Read through the entries below and return each line with the word "this".
>> Start EXERCISE MATERIAL
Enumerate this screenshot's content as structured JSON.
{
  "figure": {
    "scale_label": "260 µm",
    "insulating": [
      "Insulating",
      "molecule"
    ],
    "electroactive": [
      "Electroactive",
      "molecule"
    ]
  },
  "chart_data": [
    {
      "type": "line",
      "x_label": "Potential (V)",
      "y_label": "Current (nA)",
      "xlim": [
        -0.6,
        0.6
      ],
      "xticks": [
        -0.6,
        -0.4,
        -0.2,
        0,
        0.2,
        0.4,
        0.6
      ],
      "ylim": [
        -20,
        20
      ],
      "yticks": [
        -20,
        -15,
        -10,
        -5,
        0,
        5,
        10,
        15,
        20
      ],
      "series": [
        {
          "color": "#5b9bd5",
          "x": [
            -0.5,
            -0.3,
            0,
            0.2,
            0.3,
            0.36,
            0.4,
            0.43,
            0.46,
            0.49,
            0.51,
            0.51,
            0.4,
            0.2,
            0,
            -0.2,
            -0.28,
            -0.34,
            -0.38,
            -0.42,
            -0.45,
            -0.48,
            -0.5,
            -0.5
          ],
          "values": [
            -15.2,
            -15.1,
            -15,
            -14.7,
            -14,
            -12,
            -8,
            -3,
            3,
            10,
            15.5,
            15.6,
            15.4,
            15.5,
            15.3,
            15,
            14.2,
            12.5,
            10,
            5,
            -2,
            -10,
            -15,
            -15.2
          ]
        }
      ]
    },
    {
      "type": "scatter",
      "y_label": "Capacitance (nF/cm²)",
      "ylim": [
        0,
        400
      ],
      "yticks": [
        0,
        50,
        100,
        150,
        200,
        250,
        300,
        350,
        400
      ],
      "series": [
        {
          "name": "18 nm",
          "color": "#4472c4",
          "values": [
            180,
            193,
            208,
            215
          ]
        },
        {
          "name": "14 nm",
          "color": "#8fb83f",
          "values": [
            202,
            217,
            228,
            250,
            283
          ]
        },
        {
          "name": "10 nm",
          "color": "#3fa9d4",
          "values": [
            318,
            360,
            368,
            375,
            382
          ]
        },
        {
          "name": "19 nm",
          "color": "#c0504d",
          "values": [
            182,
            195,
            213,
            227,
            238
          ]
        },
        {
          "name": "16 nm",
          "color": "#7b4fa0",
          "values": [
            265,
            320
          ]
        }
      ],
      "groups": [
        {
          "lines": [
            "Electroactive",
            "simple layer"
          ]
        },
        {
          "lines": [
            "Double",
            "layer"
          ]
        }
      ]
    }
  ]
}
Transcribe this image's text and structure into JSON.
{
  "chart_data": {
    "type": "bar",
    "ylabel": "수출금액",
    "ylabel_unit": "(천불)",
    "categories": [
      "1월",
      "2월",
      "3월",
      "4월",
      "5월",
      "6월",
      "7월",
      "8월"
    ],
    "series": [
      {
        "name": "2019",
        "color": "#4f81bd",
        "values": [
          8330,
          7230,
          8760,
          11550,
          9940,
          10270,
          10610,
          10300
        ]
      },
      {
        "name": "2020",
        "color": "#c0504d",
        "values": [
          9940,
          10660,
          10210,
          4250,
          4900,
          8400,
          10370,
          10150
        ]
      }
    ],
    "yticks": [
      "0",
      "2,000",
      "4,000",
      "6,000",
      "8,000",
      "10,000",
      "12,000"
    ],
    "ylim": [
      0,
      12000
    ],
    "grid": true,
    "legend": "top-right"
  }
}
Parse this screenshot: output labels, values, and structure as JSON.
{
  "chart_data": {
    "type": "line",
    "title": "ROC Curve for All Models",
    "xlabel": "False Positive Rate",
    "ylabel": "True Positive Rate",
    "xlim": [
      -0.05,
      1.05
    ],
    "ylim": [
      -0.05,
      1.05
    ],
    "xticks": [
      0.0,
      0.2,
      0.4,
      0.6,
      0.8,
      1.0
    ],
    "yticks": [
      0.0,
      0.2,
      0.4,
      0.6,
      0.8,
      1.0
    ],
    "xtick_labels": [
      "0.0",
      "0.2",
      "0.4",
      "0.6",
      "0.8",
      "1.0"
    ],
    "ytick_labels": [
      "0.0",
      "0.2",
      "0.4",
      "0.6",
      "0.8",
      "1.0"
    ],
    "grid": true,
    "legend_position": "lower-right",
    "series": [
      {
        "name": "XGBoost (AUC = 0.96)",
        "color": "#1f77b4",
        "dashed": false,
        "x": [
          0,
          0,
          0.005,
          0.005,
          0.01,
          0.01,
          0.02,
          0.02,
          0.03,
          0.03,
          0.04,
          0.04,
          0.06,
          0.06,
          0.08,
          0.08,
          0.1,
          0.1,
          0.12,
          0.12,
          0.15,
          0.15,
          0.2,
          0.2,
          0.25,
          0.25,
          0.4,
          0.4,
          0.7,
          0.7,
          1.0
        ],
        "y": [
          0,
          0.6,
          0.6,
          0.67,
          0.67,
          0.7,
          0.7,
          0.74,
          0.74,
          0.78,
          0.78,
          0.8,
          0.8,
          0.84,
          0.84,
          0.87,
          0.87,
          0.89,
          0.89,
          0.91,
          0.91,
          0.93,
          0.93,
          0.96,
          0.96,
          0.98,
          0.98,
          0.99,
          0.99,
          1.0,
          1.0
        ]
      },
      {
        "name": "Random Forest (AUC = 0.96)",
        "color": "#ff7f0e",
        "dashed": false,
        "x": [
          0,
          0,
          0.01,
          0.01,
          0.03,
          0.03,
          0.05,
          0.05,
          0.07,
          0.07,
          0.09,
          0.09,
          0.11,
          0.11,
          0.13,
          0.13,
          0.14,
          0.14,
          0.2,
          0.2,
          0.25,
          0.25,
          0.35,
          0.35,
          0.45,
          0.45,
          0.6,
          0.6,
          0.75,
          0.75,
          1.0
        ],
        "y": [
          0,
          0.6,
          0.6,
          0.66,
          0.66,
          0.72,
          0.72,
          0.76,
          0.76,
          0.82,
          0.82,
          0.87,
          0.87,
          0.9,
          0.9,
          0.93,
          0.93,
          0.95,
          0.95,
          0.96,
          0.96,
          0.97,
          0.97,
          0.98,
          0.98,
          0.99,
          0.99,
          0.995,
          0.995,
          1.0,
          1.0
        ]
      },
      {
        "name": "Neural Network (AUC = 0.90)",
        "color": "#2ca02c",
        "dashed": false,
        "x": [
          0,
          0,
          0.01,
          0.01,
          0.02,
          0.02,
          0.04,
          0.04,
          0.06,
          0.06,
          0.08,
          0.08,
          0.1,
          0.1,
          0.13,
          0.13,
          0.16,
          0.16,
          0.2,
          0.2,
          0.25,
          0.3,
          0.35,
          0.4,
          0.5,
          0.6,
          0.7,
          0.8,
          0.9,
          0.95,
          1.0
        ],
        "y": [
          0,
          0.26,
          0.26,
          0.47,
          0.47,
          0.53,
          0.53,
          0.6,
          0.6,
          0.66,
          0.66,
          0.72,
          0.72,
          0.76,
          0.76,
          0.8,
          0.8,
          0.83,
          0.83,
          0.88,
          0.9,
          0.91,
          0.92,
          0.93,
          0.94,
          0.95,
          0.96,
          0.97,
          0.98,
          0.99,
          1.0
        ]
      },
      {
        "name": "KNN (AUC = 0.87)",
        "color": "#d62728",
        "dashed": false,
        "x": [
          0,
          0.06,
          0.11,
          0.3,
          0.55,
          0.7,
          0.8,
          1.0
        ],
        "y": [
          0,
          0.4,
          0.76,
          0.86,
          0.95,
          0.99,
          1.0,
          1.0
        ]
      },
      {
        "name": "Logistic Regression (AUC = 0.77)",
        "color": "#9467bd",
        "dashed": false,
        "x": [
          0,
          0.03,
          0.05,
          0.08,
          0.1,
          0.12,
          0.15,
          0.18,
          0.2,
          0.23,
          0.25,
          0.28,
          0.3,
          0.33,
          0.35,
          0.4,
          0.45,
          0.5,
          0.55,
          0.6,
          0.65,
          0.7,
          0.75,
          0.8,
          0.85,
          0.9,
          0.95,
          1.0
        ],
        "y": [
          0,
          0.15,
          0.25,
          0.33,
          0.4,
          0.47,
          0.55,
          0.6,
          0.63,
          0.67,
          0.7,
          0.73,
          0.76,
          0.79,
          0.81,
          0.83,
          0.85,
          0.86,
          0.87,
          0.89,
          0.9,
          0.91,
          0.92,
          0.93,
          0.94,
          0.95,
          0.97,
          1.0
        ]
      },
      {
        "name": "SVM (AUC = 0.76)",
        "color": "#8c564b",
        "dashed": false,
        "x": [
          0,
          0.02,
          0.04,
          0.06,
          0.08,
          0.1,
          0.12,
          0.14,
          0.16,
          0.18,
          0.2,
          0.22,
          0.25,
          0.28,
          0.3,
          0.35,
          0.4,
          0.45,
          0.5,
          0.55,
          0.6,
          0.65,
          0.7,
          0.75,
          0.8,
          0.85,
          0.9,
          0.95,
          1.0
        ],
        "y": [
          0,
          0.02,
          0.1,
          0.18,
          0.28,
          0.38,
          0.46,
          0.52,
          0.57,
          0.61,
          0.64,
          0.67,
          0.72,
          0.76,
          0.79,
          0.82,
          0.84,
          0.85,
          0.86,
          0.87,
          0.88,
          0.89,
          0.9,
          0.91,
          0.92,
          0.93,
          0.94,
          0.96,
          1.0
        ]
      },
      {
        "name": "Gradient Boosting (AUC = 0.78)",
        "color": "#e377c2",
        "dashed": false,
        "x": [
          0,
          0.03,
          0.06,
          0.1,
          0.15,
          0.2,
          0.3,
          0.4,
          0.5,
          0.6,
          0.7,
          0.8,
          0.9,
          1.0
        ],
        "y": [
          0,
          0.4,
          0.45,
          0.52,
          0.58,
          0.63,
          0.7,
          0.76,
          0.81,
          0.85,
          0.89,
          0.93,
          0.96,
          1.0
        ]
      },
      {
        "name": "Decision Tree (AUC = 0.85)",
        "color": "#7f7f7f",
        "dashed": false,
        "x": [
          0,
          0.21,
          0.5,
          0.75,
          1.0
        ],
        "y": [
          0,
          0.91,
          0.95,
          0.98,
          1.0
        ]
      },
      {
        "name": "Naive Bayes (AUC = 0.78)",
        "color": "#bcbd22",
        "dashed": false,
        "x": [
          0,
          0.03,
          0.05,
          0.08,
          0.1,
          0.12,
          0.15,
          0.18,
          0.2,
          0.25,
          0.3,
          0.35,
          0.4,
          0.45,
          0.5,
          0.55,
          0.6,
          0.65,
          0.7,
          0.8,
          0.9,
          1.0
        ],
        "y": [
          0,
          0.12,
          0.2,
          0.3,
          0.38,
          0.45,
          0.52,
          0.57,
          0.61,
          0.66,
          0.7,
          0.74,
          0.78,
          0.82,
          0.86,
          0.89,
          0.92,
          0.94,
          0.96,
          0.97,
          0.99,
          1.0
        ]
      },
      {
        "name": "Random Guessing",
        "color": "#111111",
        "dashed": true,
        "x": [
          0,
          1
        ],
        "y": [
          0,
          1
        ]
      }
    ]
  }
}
>> End EXERCISE MATERIAL
> [FINAL RESULT]:
Enumerate this screenshot's content as structured JSON.
Transcribe this image's text and structure into JSON.
Parse this screenshot: output labels, values, and structure as JSON.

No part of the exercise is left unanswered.